» AIM OF THE TASK
Write the material out again exactly as it stands.

» PROVIDED MATERIAL
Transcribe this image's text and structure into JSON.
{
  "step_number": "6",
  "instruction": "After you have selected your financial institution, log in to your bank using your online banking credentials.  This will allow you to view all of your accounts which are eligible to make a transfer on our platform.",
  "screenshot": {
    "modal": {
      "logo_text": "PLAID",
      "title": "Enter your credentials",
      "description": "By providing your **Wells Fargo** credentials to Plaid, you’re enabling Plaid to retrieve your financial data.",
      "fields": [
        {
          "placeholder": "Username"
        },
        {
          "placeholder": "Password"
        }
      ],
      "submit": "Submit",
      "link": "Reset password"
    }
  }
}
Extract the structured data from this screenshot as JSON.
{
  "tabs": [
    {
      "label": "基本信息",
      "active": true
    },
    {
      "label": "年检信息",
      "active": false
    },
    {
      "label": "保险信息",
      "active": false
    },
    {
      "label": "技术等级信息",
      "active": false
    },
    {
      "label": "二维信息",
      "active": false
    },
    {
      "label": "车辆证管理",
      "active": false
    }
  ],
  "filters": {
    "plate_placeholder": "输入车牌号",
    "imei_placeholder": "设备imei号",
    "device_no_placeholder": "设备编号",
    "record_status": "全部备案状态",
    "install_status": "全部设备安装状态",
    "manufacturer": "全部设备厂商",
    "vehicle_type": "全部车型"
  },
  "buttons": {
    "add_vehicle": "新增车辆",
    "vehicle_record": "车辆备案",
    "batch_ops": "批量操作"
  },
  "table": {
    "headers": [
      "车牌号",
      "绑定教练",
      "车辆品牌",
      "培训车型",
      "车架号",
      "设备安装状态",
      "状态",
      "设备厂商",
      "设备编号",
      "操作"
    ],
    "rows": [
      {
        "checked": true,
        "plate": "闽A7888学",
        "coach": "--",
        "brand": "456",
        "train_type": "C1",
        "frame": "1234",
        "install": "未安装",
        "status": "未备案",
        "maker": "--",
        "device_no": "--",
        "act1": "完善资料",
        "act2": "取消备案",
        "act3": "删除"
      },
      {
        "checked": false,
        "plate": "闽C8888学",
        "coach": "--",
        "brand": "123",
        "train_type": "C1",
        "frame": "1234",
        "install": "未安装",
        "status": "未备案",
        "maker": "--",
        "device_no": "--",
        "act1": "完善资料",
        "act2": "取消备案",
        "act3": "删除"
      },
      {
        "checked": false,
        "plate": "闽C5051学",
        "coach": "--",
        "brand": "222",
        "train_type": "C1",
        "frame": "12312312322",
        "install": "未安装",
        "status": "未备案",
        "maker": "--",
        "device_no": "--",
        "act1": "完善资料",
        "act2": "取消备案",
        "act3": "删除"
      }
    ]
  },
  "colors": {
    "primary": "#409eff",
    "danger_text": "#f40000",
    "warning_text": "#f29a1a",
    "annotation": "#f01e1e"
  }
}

» CORRECT RESPONSE
Transcribe this image's text and structure into JSON.
{
  "step_number": "6",
  "instruction": "After you have selected your financial institution, log in to your bank using your online banking credentials.  This will allow you to view all of your accounts which are eligible to make a transfer on our platform.",
  "screenshot": {
    "modal": {
      "logo_text": "PLAID",
      "title": "Enter your credentials",
      "description": "By providing your **Wells Fargo** credentials to Plaid, you’re enabling Plaid to retrieve your financial data.",
      "fields": [
        {
          "placeholder": "Username"
        },
        {
          "placeholder": "Password"
        }
      ],
      "submit": "Submit",
      "link": "Reset password"
    }
  }
}
Extract the structured data from this screenshot as JSON.
{
  "tabs": [
    {
      "label": "基本信息",
      "active": true
    },
    {
      "label": "年检信息",
      "active": false
    },
    {
      "label": "保险信息",
      "active": false
    },
    {
      "label": "技术等级信息",
      "active": false
    },
    {
      "label": "二维信息",
      "active": false
    },
    {
      "label": "车辆证管理",
      "active": false
    }
  ],
  "filters": {
    "plate_placeholder": "输入车牌号",
    "imei_placeholder": "设备imei号",
    "device_no_placeholder": "设备编号",
    "record_status": "全部备案状态",
    "install_status": "全部设备安装状态",
    "manufacturer": "全部设备厂商",
    "vehicle_type": "全部车型"
  },
  "buttons": {
    "add_vehicle": "新增车辆",
    "vehicle_record": "车辆备案",
    "batch_ops": "批量操作"
  },
  "table": {
    "headers": [
      "车牌号",
      "绑定教练",
      "车辆品牌",
      "培训车型",
      "车架号",
      "设备安装状态",
      "状态",
      "设备厂商",
      "设备编号",
      "操作"
    ],
    "rows": [
      {
        "checked": true,
        "plate": "闽A7888学",
        "coach": "--",
        "brand": "456",
        "train_type": "C1",
        "frame": "1234",
        "install": "未安装",
        "status": "未备案",
        "maker": "--",
        "device_no": "--",
        "act1": "完善资料",
        "act2": "取消备案",
        "act3": "删除"
      },
      {
        "checked": false,
        "plate": "闽C8888学",
        "coach": "--",
        "brand": "123",
        "train_type": "C1",
        "frame": "1234",
        "install": "未安装",
        "status": "未备案",
        "maker": "--",
        "device_no": "--",
        "act1": "完善资料",
        "act2": "取消备案",
        "act3": "删除"
      },
      {
        "checked": false,
        "plate": "闽C5051学",
        "coach": "--",
        "brand": "222",
        "train_type": "C1",
        "frame": "12312312322",
        "install": "未安装",
        "status": "未备案",
        "maker": "--",
        "device_no": "--",
        "act1": "完善资料",
        "act2": "取消备案",
        "act3": "删除"
      }
    ]
  },
  "colors": {
    "primary": "#409eff",
    "danger_text": "#f40000",
    "warning_text": "#f29a1a",
    "annotation": "#f01e1e"
  }
}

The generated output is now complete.